[START OF RECORDS SUPPLIED]
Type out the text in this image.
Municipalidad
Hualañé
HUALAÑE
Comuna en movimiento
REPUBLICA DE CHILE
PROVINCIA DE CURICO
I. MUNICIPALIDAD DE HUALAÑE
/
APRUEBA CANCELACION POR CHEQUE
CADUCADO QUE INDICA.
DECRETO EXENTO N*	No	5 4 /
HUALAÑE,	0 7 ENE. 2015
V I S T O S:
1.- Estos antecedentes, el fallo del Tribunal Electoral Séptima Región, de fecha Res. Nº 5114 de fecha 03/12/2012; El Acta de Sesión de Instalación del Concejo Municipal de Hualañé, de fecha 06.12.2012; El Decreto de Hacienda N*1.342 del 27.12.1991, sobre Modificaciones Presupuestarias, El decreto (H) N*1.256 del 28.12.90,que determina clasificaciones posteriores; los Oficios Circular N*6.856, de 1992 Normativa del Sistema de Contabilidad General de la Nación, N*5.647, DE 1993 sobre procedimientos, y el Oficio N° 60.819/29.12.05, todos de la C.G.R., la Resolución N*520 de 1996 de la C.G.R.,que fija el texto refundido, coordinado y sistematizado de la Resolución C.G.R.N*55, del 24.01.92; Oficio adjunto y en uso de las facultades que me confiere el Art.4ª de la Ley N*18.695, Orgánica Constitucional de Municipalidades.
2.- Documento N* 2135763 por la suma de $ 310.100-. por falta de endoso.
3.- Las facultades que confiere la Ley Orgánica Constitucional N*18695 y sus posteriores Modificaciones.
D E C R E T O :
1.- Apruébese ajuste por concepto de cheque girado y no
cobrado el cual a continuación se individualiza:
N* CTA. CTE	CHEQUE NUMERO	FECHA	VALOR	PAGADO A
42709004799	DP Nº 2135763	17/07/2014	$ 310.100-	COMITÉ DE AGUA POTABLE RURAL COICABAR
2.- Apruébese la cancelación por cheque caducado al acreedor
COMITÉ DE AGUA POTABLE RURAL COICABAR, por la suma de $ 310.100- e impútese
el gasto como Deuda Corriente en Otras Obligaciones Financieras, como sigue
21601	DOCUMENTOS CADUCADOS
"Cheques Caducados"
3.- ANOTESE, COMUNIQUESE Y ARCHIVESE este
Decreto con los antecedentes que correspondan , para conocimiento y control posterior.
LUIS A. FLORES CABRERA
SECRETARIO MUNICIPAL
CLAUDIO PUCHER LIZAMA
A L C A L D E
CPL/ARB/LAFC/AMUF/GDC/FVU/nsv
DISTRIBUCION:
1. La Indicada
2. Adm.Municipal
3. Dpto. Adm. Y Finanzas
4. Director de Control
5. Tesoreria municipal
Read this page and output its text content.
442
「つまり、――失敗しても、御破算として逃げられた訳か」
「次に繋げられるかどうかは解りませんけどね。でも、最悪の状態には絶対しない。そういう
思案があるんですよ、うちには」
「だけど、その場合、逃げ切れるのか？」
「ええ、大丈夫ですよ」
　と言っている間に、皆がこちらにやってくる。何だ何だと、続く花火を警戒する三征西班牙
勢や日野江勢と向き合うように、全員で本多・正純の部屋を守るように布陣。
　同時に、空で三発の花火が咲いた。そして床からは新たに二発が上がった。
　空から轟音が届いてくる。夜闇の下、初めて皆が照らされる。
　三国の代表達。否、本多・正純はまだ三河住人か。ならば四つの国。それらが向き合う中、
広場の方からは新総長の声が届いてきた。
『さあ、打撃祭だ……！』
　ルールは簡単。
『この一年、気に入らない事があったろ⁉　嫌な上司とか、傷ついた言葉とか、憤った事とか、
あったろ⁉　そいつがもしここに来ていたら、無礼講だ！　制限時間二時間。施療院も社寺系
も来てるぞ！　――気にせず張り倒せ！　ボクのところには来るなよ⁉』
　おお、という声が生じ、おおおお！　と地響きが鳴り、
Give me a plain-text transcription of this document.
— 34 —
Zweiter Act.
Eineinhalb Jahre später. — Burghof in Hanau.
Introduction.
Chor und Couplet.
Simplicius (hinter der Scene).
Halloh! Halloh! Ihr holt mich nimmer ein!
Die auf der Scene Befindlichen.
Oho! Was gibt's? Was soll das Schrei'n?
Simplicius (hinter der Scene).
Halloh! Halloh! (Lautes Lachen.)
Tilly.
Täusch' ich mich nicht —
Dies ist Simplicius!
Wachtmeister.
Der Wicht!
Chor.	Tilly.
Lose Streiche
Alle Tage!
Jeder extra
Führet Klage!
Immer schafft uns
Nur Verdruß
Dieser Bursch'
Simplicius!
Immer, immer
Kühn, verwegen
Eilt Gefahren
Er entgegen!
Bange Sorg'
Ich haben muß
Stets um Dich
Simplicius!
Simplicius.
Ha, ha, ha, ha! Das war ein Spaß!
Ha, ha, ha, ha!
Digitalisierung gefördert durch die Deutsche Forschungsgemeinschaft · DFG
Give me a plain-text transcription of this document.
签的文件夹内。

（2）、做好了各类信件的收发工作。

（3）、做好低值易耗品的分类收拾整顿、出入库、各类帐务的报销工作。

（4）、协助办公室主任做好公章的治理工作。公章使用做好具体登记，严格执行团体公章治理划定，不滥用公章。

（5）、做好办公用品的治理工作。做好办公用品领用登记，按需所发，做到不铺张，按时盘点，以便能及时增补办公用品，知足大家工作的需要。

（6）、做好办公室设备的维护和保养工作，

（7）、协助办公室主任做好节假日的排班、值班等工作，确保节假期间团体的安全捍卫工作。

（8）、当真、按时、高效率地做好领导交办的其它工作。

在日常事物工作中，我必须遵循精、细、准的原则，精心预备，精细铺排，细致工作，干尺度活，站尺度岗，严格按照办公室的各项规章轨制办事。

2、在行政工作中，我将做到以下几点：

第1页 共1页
[END OF RECORDS SUPPLIED]
GOAL – Make an exact copy of every line in the data.

SOLUTION –
Type out the text in this image.
Municipalidad
Hualañé
HUALAÑE
Comuna en movimiento
REPUBLICA DE CHILE
PROVINCIA DE CURICO
I. MUNICIPALIDAD DE HUALAÑE
/
APRUEBA CANCELACION POR CHEQUE
CADUCADO QUE INDICA.
DECRETO EXENTO N*	No	5 4 /
HUALAÑE,	0 7 ENE. 2015
V I S T O S:
1.- Estos antecedentes, el fallo del Tribunal Electoral Séptima Región, de fecha Res. Nº 5114 de fecha 03/12/2012; El Acta de Sesión de Instalación del Concejo Municipal de Hualañé, de fecha 06.12.2012; El Decreto de Hacienda N*1.342 del 27.12.1991, sobre Modificaciones Presupuestarias, El decreto (H) N*1.256 del 28.12.90,que determina clasificaciones posteriores; los Oficios Circular N*6.856, de 1992 Normativa del Sistema de Contabilidad General de la Nación, N*5.647, DE 1993 sobre procedimientos, y el Oficio N° 60.819/29.12.05, todos de la C.G.R., la Resolución N*520 de 1996 de la C.G.R.,que fija el texto refundido, coordinado y sistematizado de la Resolución C.G.R.N*55, del 24.01.92; Oficio adjunto y en uso de las facultades que me confiere el Art.4ª de la Ley N*18.695, Orgánica Constitucional de Municipalidades.
2.- Documento N* 2135763 por la suma de $ 310.100-. por falta de endoso.
3.- Las facultades que confiere la Ley Orgánica Constitucional N*18695 y sus posteriores Modificaciones.
D E C R E T O :
1.- Apruébese ajuste por concepto de cheque girado y no
cobrado el cual a continuación se individualiza:
N* CTA. CTE	CHEQUE NUMERO	FECHA	VALOR	PAGADO A
42709004799	DP Nº 2135763	17/07/2014	$ 310.100-	COMITÉ DE AGUA POTABLE RURAL COICABAR
2.- Apruébese la cancelación por cheque caducado al acreedor
COMITÉ DE AGUA POTABLE RURAL COICABAR, por la suma de $ 310.100- e impútese
el gasto como Deuda Corriente en Otras Obligaciones Financieras, como sigue
21601	DOCUMENTOS CADUCADOS
"Cheques Caducados"
3.- ANOTESE, COMUNIQUESE Y ARCHIVESE este
Decreto con los antecedentes que correspondan , para conocimiento y control posterior.
LUIS A. FLORES CABRERA
SECRETARIO MUNICIPAL
CLAUDIO PUCHER LIZAMA
A L C A L D E
CPL/ARB/LAFC/AMUF/GDC/FVU/nsv
DISTRIBUCION:
1. La Indicada
2. Adm.Municipal
3. Dpto. Adm. Y Finanzas
4. Director de Control
5. Tesoreria municipal
Read this page and output its text content.
442
「つまり、――失敗しても、御破算として逃げられた訳か」
「次に繋げられるかどうかは解りませんけどね。でも、最悪の状態には絶対しない。そういう
思案があるんですよ、うちには」
「だけど、その場合、逃げ切れるのか？」
「ええ、大丈夫ですよ」
　と言っている間に、皆がこちらにやってくる。何だ何だと、続く花火を警戒する三征西班牙
勢や日野江勢と向き合うように、全員で本多・正純の部屋を守るように布陣。
　同時に、空で三発の花火が咲いた。そして床からは新たに二発が上がった。
　空から轟音が届いてくる。夜闇の下、初めて皆が照らされる。
　三国の代表達。否、本多・正純はまだ三河住人か。ならば四つの国。それらが向き合う中、
広場の方からは新総長の声が届いてきた。
『さあ、打撃祭だ……！』
　ルールは簡単。
『この一年、気に入らない事があったろ⁉　嫌な上司とか、傷ついた言葉とか、憤った事とか、
あったろ⁉　そいつがもしここに来ていたら、無礼講だ！　制限時間二時間。施療院も社寺系
も来てるぞ！　――気にせず張り倒せ！　ボクのところには来るなよ⁉』
　おお、という声が生じ、おおおお！　と地響きが鳴り、
Give me a plain-text transcription of this document.
— 34 —
Zweiter Act.
Eineinhalb Jahre später. — Burghof in Hanau.
Introduction.
Chor und Couplet.
Simplicius (hinter der Scene).
Halloh! Halloh! Ihr holt mich nimmer ein!
Die auf der Scene Befindlichen.
Oho! Was gibt's? Was soll das Schrei'n?
Simplicius (hinter der Scene).
Halloh! Halloh! (Lautes Lachen.)
Tilly.
Täusch' ich mich nicht —
Dies ist Simplicius!
Wachtmeister.
Der Wicht!
Chor.	Tilly.
Lose Streiche
Alle Tage!
Jeder extra
Führet Klage!
Immer schafft uns
Nur Verdruß
Dieser Bursch'
Simplicius!
Immer, immer
Kühn, verwegen
Eilt Gefahren
Er entgegen!
Bange Sorg'
Ich haben muß
Stets um Dich
Simplicius!
Simplicius.
Ha, ha, ha, ha! Das war ein Spaß!
Ha, ha, ha, ha!
Digitalisierung gefördert durch die Deutsche Forschungsgemeinschaft · DFG
Give me a plain-text transcription of this document.
签的文件夹内。

（2）、做好了各类信件的收发工作。

（3）、做好低值易耗品的分类收拾整顿、出入库、各类帐务的报销工作。

（4）、协助办公室主任做好公章的治理工作。公章使用做好具体登记，严格执行团体公章治理划定，不滥用公章。

（5）、做好办公用品的治理工作。做好办公用品领用登记，按需所发，做到不铺张，按时盘点，以便能及时增补办公用品，知足大家工作的需要。

（6）、做好办公室设备的维护和保养工作，

（7）、协助办公室主任做好节假日的排班、值班等工作，确保节假期间团体的安全捍卫工作。

（8）、当真、按时、高效率地做好领导交办的其它工作。

在日常事物工作中，我必须遵循精、细、准的原则，精心预备，精细铺排，细致工作，干尺度活，站尺度岗，严格按照办公室的各项规章轨制办事。

2、在行政工作中，我将做到以下几点：

第1页 共1页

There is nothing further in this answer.